◆ **Stated exercise**
Check every line below for the word "with" and copy each one that has it.
--- Start Dataset records ---
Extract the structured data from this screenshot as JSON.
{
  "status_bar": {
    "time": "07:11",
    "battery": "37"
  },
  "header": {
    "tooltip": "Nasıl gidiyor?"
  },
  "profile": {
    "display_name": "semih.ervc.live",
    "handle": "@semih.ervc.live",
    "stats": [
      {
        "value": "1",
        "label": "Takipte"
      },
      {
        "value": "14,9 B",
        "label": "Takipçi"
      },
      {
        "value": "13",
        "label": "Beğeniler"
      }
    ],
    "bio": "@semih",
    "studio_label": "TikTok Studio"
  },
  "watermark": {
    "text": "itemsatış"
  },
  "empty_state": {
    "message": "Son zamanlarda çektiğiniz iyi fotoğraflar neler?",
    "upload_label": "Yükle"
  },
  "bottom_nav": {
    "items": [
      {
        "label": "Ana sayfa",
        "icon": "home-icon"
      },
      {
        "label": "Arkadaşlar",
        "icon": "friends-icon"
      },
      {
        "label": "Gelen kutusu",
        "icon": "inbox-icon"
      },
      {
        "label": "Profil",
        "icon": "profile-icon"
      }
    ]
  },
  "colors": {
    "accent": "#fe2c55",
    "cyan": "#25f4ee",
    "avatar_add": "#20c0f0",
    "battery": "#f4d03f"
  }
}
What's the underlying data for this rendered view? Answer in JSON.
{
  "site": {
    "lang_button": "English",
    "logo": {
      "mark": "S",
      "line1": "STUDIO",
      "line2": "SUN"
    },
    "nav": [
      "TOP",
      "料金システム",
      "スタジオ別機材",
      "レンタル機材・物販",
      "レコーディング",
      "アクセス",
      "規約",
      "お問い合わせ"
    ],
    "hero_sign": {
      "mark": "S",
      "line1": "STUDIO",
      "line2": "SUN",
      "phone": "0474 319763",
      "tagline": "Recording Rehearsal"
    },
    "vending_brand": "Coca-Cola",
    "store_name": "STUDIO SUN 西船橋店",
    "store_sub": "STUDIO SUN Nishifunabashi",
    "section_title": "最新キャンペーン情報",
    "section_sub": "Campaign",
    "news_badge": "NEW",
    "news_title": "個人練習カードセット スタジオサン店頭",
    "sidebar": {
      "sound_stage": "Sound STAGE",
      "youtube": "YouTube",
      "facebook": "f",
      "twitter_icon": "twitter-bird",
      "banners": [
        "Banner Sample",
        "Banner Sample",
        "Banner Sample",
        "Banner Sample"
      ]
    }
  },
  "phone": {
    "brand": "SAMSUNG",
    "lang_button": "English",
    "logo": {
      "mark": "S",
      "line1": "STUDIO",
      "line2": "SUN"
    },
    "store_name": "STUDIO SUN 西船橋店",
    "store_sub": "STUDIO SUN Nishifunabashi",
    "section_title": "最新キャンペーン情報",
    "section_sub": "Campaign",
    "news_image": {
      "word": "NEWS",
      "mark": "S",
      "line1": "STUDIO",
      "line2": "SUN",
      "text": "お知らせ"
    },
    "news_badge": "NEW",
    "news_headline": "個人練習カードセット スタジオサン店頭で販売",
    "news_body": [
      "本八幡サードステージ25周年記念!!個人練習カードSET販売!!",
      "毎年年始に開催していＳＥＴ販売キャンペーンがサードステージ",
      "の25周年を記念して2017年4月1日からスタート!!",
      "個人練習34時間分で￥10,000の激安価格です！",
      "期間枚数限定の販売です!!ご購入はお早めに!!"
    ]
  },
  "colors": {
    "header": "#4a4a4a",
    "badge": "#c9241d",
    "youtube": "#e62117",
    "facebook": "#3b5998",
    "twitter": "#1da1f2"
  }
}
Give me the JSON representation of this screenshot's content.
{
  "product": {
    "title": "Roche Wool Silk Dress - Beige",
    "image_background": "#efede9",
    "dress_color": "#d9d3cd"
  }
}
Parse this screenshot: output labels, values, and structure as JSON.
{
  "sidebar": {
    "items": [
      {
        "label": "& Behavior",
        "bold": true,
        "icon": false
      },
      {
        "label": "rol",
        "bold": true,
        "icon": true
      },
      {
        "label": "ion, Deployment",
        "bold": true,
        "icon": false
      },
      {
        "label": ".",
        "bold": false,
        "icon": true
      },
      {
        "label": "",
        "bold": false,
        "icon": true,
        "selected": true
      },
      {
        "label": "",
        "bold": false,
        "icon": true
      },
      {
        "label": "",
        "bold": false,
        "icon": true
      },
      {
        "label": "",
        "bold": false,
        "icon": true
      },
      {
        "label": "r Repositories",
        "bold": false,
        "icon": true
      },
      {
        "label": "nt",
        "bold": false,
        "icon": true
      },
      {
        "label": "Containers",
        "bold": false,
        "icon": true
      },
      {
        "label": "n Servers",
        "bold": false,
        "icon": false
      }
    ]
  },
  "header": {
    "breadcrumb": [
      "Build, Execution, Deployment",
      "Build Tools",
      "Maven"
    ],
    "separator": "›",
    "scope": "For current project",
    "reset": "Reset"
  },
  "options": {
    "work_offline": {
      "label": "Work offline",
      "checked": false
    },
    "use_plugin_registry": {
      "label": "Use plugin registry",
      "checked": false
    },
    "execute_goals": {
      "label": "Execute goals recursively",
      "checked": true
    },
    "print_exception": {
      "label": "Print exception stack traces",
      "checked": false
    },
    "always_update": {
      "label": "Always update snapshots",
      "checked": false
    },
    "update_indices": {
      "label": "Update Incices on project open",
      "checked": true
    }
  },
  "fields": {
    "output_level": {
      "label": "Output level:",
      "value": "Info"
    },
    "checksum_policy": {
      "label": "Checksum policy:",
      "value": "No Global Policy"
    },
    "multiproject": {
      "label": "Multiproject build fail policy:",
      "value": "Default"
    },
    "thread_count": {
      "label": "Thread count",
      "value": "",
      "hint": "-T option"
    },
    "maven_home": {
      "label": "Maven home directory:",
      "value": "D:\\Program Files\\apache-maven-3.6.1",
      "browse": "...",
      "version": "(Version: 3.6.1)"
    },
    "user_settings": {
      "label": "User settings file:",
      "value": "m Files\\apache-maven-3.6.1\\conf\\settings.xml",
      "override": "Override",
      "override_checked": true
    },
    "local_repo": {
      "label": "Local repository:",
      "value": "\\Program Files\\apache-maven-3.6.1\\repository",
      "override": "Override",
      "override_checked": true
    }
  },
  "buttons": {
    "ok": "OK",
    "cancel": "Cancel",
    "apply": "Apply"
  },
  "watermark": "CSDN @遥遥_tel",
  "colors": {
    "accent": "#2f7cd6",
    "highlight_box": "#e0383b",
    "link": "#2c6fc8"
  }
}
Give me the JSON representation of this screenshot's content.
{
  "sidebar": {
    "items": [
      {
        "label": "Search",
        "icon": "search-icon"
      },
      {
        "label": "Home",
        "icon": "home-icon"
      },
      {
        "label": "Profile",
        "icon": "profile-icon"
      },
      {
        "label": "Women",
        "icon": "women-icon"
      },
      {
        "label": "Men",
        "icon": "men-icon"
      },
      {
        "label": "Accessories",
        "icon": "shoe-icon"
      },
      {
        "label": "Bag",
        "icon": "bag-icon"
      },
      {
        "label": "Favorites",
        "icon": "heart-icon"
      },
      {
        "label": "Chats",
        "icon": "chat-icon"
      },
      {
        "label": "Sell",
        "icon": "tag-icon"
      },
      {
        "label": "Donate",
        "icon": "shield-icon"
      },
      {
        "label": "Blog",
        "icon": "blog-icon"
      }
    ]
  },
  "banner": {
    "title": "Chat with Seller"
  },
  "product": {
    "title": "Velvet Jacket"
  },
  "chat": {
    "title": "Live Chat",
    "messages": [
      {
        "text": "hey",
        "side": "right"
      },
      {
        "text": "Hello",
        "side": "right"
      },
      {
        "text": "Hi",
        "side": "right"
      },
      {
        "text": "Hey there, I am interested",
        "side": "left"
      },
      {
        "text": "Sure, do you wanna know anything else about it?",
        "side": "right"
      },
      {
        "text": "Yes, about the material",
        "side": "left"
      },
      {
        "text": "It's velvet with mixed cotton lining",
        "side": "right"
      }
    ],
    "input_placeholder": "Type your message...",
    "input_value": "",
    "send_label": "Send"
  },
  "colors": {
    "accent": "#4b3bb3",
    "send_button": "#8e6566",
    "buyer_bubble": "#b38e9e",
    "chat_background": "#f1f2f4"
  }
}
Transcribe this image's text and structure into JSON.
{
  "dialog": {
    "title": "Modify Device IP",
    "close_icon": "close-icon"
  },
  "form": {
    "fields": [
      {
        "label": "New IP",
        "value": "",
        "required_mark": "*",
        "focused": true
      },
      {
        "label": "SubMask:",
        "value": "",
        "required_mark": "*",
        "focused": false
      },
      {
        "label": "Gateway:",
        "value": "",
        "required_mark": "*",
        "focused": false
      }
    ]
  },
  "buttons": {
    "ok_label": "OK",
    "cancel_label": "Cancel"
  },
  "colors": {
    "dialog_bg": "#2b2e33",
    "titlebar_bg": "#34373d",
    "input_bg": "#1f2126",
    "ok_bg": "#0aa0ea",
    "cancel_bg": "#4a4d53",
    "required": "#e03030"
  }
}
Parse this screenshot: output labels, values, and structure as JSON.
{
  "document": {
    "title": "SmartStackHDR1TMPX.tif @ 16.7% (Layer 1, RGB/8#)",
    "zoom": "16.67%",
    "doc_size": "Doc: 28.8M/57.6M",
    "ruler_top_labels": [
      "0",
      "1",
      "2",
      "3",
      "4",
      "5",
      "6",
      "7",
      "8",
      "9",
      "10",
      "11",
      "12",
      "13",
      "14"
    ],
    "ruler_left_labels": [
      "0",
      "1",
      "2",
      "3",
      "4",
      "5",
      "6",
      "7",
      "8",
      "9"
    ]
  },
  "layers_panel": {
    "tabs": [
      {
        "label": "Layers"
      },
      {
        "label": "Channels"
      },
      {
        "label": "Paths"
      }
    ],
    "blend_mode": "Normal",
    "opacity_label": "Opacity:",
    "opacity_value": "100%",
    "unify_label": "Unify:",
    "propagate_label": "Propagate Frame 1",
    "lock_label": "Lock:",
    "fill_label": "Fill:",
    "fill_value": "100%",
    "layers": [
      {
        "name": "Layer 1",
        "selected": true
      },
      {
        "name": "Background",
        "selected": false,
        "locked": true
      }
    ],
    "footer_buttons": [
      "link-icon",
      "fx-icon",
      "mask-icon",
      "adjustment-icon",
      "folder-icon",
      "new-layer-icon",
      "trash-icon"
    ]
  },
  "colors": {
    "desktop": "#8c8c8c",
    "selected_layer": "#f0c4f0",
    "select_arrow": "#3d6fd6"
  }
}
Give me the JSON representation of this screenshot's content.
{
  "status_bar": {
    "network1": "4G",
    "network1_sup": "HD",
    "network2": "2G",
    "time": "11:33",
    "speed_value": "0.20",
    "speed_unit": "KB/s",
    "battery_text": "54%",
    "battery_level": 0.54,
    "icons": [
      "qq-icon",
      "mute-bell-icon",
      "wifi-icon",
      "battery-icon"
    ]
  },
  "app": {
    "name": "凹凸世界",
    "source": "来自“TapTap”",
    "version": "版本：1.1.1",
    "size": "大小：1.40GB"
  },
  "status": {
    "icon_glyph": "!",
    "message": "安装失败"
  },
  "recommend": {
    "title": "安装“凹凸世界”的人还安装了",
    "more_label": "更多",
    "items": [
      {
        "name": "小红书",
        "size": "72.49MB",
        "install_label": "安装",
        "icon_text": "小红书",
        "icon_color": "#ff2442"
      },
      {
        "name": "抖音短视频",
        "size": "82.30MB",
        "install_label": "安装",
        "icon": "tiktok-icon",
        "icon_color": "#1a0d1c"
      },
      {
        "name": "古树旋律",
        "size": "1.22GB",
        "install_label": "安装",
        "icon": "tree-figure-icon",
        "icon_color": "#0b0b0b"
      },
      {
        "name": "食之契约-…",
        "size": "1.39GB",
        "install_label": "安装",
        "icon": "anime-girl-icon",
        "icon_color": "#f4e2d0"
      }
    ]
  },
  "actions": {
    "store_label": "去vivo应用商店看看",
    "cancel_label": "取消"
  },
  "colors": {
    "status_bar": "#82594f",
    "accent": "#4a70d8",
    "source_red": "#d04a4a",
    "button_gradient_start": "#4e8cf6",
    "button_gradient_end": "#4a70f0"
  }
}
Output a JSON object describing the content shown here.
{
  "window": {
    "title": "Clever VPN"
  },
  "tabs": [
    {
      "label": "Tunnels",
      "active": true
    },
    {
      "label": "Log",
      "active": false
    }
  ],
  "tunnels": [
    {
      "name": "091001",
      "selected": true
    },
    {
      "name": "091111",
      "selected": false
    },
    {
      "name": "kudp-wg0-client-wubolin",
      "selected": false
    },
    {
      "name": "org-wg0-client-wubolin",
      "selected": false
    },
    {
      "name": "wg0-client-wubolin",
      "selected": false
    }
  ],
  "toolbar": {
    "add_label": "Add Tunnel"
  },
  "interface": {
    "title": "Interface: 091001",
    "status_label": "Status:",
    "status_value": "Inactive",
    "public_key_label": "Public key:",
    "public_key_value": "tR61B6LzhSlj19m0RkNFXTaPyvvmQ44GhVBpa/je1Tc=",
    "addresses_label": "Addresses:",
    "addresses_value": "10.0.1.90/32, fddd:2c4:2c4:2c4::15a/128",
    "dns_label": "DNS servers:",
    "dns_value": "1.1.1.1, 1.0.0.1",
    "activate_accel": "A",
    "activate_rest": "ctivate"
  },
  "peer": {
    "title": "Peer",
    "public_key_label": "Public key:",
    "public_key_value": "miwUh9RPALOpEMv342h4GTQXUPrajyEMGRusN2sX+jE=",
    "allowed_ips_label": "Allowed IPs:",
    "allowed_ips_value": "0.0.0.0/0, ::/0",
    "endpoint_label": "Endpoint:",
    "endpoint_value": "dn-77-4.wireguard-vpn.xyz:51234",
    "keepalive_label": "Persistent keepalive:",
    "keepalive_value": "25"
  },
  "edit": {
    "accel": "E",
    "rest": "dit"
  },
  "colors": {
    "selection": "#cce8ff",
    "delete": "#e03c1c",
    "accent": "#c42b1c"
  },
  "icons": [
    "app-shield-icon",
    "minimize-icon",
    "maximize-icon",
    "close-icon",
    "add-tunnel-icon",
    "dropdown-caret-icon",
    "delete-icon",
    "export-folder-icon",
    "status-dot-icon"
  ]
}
--- End Dataset records ---
◆ **Correct response**
    "title": "Chat with Seller"
        "text": "It's velvet with mixed cotton lining",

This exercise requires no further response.